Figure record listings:
______
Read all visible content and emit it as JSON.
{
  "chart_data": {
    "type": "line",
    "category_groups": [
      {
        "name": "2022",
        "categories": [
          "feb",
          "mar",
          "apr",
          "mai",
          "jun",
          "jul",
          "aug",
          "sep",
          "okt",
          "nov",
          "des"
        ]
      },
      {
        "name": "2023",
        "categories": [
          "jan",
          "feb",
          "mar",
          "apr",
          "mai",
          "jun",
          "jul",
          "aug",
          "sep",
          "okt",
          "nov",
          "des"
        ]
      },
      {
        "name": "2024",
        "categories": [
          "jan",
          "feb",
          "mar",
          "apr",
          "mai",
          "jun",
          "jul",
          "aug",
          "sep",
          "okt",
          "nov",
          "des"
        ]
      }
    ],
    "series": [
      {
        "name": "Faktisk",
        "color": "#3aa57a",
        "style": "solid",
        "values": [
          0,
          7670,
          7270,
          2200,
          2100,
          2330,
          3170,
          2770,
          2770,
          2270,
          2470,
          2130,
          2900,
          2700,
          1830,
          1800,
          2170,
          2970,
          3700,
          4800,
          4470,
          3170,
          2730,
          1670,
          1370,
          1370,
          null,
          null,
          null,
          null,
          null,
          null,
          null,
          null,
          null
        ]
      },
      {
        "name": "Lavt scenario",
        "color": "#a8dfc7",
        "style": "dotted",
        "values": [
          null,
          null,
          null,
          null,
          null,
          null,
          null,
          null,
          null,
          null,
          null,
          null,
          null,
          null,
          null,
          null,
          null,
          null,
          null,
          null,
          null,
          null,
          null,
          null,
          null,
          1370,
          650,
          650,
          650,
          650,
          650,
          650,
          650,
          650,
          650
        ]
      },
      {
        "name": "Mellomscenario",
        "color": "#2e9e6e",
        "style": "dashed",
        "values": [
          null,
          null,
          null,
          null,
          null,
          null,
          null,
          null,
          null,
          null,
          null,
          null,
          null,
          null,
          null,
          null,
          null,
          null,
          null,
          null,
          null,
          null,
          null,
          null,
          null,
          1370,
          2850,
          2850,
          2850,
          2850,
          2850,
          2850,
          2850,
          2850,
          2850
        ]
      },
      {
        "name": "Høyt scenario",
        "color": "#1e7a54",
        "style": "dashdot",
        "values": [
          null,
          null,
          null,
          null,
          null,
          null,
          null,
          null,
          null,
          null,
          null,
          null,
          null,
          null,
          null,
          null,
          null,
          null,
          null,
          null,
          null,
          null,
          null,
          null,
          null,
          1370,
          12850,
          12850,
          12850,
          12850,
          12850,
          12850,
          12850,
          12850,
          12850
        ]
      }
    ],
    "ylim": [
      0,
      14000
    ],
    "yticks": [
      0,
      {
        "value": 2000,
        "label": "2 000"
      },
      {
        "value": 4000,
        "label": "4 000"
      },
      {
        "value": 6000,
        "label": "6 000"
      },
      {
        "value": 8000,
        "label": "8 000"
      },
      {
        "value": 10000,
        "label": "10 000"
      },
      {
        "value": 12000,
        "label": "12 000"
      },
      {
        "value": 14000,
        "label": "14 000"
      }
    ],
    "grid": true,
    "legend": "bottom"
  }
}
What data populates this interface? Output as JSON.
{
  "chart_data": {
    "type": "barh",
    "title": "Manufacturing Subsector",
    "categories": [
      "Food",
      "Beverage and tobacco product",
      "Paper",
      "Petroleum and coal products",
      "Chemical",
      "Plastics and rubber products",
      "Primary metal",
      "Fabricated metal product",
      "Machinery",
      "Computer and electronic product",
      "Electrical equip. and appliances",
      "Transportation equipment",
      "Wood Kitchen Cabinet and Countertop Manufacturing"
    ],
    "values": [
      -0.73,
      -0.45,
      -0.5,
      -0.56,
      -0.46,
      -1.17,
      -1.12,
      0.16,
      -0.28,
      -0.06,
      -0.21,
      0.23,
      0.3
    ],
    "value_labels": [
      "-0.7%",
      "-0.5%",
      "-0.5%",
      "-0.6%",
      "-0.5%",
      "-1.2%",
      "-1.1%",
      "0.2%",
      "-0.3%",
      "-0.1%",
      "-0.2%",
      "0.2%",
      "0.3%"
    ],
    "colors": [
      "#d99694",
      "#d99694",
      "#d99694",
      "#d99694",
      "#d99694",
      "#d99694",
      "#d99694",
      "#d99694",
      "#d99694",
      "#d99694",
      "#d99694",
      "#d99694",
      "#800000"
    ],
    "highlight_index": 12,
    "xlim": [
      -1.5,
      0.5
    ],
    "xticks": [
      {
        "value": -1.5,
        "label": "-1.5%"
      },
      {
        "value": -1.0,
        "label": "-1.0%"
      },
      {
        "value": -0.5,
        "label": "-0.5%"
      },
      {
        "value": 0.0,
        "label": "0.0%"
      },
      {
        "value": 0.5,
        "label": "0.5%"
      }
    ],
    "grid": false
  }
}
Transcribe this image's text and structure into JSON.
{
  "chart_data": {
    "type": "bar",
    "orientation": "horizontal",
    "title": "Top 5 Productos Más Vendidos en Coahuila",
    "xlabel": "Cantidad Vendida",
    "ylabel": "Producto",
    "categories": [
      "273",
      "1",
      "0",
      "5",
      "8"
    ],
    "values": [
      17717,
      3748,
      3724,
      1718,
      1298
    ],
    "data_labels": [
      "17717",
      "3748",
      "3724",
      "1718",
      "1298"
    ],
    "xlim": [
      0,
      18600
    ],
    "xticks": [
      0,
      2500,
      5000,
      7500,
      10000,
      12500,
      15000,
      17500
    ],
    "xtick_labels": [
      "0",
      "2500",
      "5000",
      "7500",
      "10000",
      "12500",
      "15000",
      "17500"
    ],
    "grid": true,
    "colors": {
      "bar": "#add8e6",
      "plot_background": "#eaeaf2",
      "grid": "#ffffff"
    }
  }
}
______
◆ **EXERCISE GOAL**: Copy exactly the lines of the listing above, beginning at the line with "Transcribe this image's" and ending at its final line; write out nothing else.

◆ **CORRECT RESPONSE**:
Transcribe this image's text and structure into JSON.
{
  "chart_data": {
    "type": "bar",
    "orientation": "horizontal",
    "title": "Top 5 Productos Más Vendidos en Coahuila",
    "xlabel": "Cantidad Vendida",
    "ylabel": "Producto",
    "categories": [
      "273",
      "1",
      "0",
      "5",
      "8"
    ],
    "values": [
      17717,
      3748,
      3724,
      1718,
      1298
    ],
    "data_labels": [
      "17717",
      "3748",
      "3724",
      "1718",
      "1298"
    ],
    "xlim": [
      0,
      18600
    ],
    "xticks": [
      0,
      2500,
      5000,
      7500,
      10000,
      12500,
      15000,
      17500
    ],
    "xtick_labels": [
      "0",
      "2500",
      "5000",
      "7500",
      "10000",
      "12500",
      "15000",
      "17500"
    ],
    "grid": true,
    "colors": {
      "bar": "#add8e6",
      "plot_background": "#eaeaf2",
      "grid": "#ffffff"
    }
  }
}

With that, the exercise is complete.